_TASK TO COMPLETE_
Search the listing below for "процесс". Copy each matching line.

_PROVIDED DATA_
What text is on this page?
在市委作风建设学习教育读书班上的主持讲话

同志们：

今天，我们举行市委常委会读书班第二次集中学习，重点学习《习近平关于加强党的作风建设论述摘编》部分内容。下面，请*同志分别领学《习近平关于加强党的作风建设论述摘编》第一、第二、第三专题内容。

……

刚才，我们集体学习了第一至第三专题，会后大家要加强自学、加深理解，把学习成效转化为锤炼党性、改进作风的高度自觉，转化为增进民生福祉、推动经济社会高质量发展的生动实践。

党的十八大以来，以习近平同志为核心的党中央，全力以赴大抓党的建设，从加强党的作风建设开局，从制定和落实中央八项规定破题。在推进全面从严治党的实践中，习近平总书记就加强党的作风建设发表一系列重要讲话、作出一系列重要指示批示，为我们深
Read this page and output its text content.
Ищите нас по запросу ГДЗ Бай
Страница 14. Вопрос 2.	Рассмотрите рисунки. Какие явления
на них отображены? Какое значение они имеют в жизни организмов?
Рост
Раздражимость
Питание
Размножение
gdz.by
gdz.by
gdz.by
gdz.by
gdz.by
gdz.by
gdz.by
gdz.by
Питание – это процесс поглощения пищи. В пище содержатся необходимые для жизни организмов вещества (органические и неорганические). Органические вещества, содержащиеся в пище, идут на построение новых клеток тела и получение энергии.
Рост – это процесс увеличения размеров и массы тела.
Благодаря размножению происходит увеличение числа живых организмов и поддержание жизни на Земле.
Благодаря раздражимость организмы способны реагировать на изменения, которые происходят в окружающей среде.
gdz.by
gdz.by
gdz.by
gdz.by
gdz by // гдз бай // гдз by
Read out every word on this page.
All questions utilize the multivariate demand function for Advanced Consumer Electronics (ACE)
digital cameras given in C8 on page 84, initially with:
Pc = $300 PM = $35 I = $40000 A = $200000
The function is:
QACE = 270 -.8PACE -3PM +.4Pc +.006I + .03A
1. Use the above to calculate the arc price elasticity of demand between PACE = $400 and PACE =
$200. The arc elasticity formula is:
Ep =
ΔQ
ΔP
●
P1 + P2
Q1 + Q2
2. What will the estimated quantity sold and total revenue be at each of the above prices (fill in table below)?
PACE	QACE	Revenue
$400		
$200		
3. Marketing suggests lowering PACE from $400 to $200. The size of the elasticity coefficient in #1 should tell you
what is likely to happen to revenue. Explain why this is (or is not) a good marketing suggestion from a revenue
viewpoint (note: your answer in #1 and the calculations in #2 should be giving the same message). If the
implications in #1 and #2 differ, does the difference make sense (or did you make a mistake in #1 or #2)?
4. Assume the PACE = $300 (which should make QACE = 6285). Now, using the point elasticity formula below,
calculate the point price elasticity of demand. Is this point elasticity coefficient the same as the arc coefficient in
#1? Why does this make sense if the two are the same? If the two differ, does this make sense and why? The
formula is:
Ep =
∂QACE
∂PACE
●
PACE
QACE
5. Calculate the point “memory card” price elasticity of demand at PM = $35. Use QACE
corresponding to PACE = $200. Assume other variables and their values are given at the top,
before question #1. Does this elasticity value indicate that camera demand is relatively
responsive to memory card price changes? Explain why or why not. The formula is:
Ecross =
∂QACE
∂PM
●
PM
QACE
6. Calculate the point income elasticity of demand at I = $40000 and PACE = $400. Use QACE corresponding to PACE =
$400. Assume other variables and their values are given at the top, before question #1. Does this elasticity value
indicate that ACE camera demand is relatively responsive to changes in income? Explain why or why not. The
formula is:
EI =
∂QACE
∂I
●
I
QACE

_CORRECT ANSWER_
Питание – это процесс поглощения пищи. В пище содержатся необходимые для жизни организмов вещества (органические и неорганические). Органические вещества, содержащиеся в пище, идут на построение новых клеток тела и получение энергии.
Рост – это процесс увеличения размеров и массы тела.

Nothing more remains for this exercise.